BEGIN
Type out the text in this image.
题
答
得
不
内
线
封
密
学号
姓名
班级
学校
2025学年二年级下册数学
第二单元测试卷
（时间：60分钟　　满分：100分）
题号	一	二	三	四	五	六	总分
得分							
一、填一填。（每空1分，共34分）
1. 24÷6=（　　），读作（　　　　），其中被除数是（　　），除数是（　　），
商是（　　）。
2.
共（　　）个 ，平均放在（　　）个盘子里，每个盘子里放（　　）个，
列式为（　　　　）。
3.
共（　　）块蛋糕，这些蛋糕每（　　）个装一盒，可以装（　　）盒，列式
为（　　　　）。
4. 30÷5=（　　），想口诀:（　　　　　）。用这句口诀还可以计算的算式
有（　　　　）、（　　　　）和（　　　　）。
END
BEGIN
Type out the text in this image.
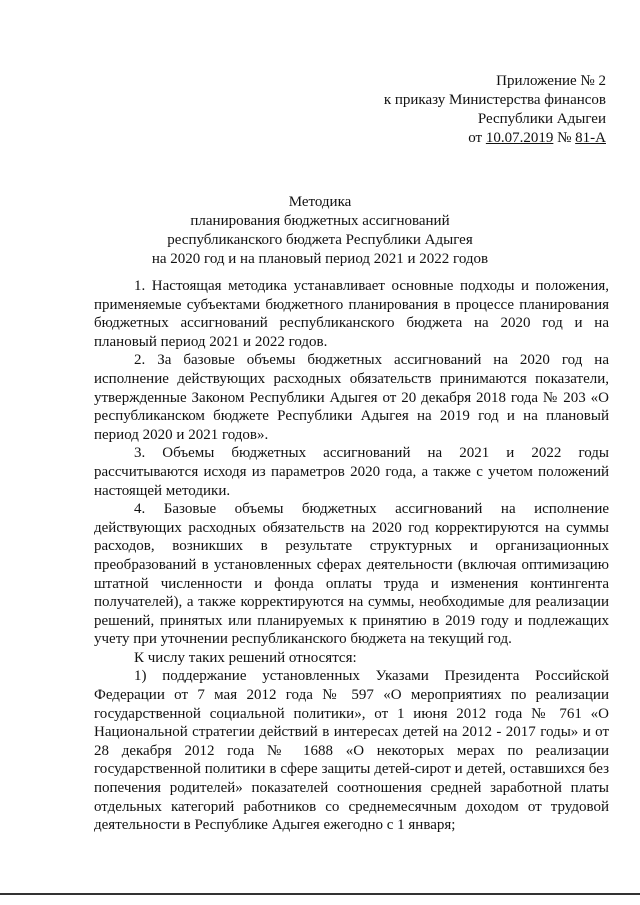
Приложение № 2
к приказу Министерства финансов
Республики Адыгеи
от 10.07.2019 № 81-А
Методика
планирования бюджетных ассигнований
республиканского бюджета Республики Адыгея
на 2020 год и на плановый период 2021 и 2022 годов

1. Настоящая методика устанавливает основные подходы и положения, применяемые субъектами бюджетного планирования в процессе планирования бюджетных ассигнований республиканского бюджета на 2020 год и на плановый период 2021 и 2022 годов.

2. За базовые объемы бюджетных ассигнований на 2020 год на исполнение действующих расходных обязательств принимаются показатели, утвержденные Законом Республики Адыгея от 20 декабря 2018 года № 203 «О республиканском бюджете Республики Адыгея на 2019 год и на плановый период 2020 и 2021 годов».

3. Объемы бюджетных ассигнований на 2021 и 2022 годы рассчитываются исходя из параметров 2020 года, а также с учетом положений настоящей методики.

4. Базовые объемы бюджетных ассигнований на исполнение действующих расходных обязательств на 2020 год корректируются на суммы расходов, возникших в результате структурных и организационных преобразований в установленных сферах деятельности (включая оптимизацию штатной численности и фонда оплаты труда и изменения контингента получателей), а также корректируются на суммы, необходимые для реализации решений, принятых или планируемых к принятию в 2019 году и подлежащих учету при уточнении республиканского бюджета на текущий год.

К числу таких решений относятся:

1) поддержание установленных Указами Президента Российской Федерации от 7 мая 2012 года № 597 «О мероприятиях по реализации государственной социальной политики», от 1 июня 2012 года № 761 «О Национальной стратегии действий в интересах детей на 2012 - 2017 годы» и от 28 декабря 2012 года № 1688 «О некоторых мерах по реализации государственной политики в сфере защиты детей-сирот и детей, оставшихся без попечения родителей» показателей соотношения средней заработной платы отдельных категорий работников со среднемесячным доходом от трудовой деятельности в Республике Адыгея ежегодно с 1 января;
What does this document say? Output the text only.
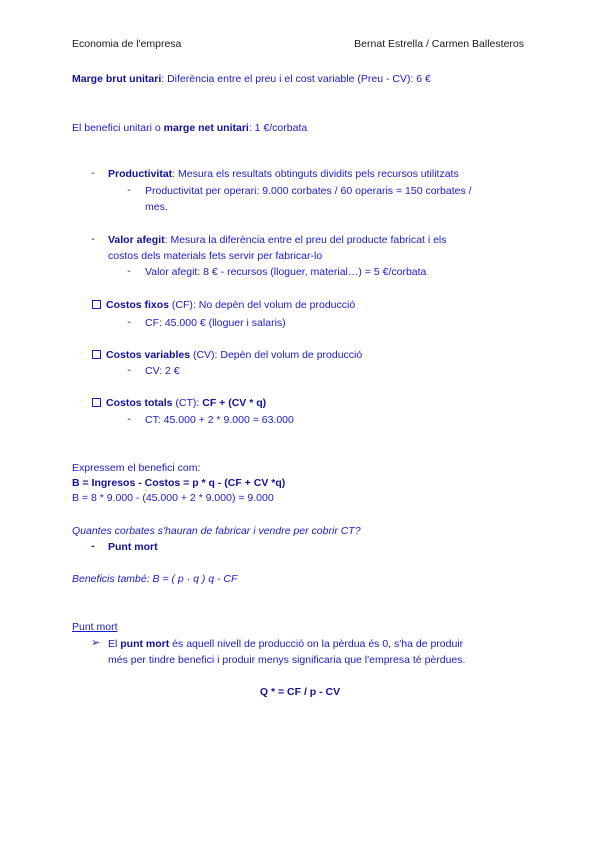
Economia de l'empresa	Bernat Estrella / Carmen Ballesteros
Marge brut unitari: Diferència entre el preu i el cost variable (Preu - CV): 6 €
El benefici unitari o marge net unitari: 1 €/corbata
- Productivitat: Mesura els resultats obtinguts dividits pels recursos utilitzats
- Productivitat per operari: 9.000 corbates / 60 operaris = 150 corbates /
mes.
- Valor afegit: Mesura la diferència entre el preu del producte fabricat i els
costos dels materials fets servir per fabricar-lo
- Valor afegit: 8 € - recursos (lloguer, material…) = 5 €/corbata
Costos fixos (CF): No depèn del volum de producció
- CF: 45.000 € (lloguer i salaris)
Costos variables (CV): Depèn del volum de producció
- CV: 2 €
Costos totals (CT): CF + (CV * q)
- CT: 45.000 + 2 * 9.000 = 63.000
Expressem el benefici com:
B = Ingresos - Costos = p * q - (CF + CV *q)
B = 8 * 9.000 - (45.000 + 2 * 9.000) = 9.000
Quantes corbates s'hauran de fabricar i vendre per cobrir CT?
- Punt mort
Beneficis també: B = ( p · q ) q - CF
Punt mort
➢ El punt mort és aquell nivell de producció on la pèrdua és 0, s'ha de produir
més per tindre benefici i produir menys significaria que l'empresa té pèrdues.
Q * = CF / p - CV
END
> _WORK TO COMPLETE_:
Return every line containing "afegit".

> _EXERCISE RESPONSE_:
- Valor afegit: Mesura la diferència entre el preu del producte fabricat i els
- Valor afegit: 8 € - recursos (lloguer, material…) = 5 €/corbata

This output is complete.